*Stated problem*
Take every line that has the string "this" and copy it out.

::::

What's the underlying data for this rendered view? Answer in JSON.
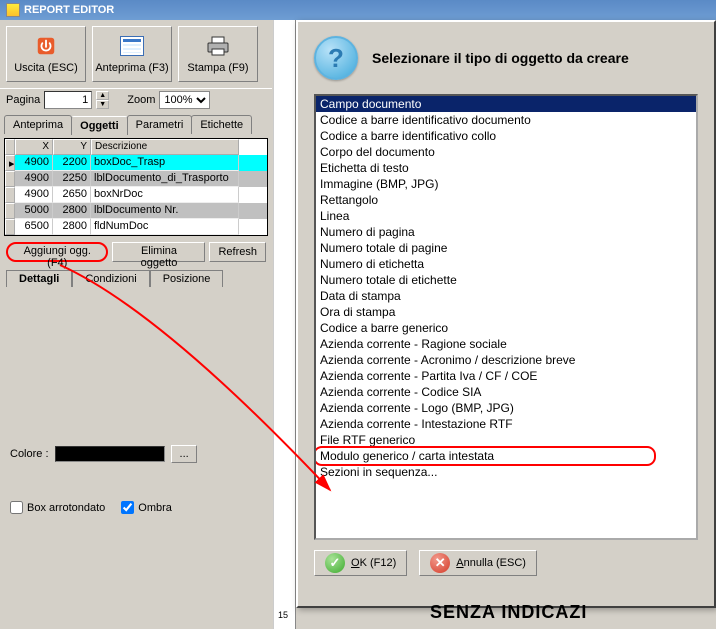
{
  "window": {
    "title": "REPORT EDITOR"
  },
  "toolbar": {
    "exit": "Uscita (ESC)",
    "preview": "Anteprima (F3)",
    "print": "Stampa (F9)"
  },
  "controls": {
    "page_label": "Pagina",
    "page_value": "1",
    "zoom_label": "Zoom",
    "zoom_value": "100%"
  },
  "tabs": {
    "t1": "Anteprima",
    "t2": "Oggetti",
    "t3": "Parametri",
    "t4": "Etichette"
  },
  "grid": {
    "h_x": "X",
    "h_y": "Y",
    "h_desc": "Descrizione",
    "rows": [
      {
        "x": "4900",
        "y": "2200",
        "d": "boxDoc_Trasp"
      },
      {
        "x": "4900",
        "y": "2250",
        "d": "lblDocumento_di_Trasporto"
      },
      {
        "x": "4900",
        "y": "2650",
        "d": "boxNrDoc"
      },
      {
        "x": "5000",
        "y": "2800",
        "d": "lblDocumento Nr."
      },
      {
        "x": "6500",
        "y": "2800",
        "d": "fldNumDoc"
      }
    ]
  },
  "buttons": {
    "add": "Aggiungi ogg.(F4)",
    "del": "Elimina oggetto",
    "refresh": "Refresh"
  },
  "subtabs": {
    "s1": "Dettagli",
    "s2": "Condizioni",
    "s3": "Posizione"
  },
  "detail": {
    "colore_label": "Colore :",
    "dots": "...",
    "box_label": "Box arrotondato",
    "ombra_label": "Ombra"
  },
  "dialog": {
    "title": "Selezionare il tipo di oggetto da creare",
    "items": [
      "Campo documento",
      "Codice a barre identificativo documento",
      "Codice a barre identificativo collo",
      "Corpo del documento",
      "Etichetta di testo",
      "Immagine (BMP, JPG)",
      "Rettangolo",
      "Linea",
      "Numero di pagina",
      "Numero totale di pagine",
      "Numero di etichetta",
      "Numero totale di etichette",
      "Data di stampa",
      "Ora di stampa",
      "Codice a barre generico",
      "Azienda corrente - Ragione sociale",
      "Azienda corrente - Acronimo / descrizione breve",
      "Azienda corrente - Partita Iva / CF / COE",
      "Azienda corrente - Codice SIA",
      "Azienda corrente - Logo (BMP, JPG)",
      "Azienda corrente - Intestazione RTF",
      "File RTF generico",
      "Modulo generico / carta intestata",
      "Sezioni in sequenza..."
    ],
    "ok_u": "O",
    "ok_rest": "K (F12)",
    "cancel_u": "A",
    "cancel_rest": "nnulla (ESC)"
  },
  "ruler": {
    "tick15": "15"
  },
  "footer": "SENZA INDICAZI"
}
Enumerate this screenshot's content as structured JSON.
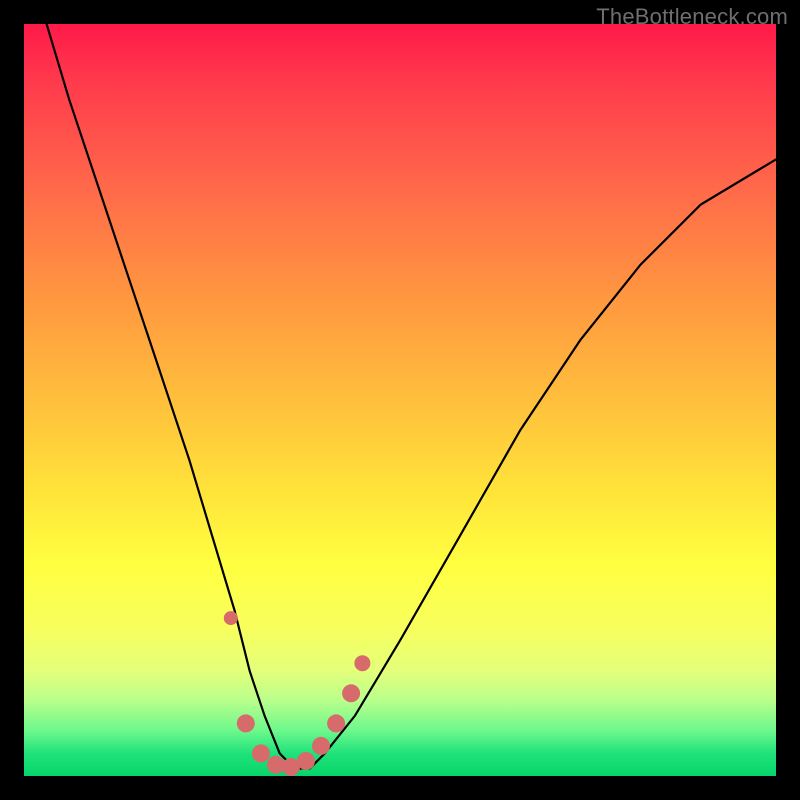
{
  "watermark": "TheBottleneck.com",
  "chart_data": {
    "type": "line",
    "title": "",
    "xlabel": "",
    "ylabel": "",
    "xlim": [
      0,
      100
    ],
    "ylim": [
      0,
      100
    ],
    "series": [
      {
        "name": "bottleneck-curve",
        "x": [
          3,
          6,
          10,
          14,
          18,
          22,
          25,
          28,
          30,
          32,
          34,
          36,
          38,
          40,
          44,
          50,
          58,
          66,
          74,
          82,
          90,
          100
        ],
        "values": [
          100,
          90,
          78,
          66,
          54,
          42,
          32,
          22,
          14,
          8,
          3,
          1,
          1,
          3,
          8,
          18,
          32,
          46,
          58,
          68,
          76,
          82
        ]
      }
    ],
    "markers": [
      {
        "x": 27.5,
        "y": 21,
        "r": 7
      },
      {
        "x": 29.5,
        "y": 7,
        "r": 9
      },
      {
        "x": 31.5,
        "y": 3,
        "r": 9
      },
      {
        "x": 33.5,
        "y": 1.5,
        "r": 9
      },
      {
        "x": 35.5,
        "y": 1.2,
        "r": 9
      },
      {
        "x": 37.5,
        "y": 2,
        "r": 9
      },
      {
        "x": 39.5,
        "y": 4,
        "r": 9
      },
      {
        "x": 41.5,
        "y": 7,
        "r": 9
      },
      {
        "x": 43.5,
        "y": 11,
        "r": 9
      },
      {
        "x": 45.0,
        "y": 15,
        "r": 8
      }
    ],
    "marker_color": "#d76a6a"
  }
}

::::

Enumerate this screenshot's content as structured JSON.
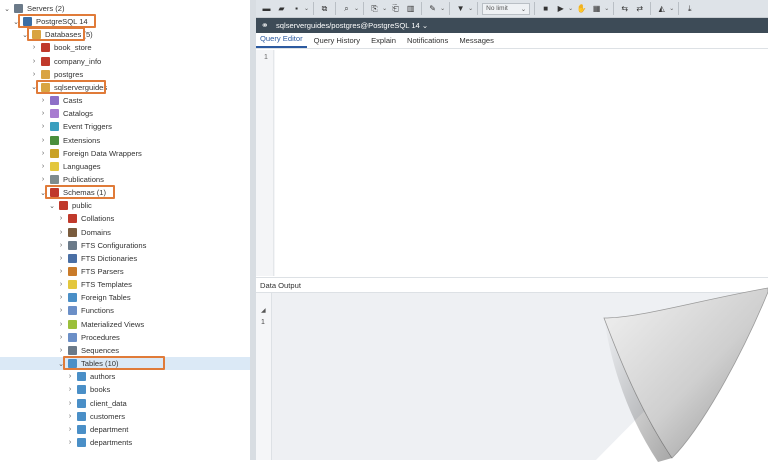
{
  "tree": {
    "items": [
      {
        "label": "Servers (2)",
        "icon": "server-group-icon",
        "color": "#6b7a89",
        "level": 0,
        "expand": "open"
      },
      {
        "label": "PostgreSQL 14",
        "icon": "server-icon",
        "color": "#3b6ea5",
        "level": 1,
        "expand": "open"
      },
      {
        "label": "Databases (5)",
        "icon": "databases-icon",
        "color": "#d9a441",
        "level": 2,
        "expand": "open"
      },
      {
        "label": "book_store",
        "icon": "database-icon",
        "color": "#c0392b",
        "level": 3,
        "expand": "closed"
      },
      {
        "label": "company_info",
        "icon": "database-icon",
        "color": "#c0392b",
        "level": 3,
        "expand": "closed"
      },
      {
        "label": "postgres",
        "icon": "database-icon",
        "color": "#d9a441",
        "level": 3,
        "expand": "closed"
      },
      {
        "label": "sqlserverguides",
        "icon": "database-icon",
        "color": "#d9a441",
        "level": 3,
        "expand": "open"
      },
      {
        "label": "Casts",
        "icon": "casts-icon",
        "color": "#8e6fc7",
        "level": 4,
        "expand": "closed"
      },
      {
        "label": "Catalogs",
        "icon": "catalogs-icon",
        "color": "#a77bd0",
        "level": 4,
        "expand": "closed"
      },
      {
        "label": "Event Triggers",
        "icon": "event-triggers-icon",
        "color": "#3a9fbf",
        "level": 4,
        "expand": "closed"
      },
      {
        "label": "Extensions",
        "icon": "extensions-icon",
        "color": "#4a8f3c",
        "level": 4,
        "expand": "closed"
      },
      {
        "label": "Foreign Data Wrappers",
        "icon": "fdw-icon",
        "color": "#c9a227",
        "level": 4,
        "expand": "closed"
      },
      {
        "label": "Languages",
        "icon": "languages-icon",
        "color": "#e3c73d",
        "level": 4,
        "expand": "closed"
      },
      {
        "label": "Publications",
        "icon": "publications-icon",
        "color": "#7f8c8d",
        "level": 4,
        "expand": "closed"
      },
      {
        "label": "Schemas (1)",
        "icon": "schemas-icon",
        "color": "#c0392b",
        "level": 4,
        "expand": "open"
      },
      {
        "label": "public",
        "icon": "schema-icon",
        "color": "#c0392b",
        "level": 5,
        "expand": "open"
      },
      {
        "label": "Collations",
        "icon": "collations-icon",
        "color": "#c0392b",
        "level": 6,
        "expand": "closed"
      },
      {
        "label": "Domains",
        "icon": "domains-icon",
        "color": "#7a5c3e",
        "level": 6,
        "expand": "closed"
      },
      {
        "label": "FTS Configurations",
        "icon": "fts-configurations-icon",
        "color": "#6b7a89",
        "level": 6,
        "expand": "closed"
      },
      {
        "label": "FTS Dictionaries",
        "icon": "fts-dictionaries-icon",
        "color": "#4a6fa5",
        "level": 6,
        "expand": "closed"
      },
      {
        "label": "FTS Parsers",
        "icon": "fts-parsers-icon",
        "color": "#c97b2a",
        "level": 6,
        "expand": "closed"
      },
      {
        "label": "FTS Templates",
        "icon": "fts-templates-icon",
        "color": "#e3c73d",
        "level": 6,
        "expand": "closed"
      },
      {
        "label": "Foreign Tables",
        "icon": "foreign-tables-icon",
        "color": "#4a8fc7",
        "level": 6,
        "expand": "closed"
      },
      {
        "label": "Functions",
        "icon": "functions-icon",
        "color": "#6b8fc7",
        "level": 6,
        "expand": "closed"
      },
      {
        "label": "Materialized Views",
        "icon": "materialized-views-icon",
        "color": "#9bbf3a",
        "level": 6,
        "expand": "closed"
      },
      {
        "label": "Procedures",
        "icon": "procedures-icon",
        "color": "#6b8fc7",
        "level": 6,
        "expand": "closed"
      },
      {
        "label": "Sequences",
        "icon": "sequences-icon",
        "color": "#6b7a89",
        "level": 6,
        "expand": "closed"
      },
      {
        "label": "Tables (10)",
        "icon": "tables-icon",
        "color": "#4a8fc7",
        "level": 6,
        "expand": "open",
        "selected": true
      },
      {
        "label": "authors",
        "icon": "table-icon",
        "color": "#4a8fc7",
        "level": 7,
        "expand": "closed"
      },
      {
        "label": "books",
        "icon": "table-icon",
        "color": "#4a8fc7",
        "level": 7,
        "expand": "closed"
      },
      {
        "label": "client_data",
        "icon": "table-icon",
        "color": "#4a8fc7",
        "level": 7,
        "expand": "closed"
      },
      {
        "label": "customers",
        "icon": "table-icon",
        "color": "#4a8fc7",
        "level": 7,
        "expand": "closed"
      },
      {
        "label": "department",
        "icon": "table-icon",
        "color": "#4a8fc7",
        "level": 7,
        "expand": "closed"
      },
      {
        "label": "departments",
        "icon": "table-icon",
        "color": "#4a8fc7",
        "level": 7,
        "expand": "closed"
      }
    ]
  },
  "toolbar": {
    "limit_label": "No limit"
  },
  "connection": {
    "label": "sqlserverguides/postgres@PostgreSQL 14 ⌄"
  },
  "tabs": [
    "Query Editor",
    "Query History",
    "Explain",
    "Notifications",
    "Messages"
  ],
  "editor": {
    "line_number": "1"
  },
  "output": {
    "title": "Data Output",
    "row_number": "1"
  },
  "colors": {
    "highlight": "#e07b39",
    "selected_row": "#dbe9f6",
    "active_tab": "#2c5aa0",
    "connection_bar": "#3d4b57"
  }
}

::::

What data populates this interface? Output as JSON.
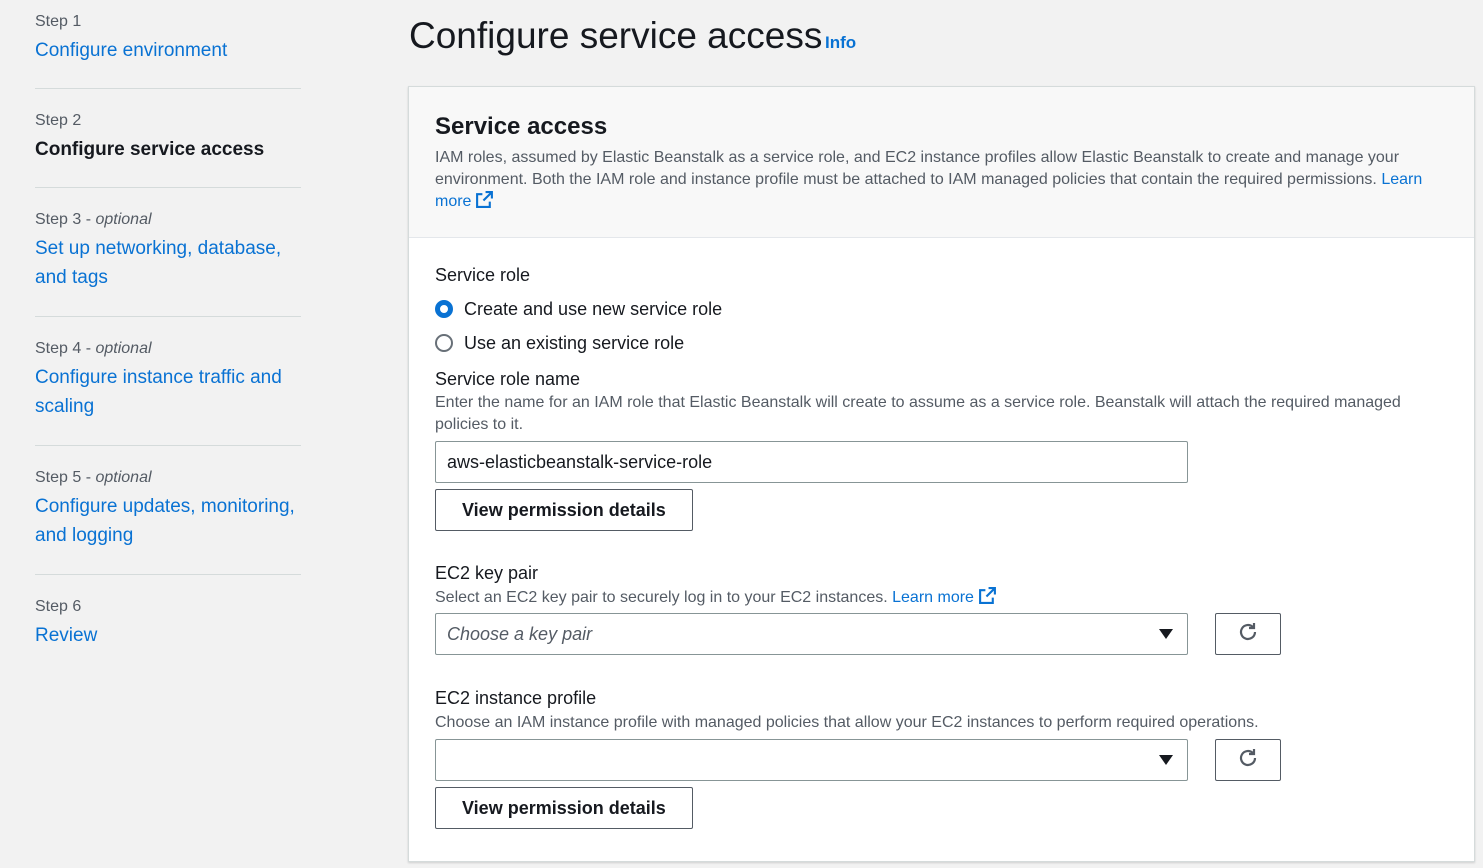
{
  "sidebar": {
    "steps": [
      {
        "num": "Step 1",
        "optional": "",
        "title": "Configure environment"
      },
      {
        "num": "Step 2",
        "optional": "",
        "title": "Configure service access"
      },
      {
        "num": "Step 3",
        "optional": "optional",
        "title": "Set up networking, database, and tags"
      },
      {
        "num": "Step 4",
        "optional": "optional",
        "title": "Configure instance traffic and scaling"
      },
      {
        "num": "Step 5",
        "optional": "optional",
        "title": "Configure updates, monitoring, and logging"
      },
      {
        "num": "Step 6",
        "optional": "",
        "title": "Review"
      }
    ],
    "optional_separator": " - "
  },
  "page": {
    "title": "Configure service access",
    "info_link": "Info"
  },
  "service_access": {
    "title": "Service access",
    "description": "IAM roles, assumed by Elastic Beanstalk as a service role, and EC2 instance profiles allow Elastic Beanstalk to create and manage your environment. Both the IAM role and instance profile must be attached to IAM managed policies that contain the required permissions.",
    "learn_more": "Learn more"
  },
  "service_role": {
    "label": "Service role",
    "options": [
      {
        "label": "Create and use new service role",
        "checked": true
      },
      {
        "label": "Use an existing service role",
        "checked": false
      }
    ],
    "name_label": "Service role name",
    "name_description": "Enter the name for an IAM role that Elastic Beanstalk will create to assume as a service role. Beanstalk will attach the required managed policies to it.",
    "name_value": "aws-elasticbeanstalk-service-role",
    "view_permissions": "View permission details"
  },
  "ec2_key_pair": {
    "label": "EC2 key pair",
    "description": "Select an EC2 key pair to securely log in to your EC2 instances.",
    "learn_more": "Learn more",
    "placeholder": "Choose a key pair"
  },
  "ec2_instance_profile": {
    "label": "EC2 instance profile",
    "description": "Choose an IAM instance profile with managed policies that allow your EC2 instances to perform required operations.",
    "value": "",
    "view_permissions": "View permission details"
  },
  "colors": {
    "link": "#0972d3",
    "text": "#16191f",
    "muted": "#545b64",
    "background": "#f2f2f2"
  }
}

::::

*Exercise output*
What's the underlying data for this rendered view? Answer in JSON.
Enumerate this screenshot's content as structured JSON.
Enumerate this screenshot's content as structured JSON.
What data populates this interface? Output as JSON.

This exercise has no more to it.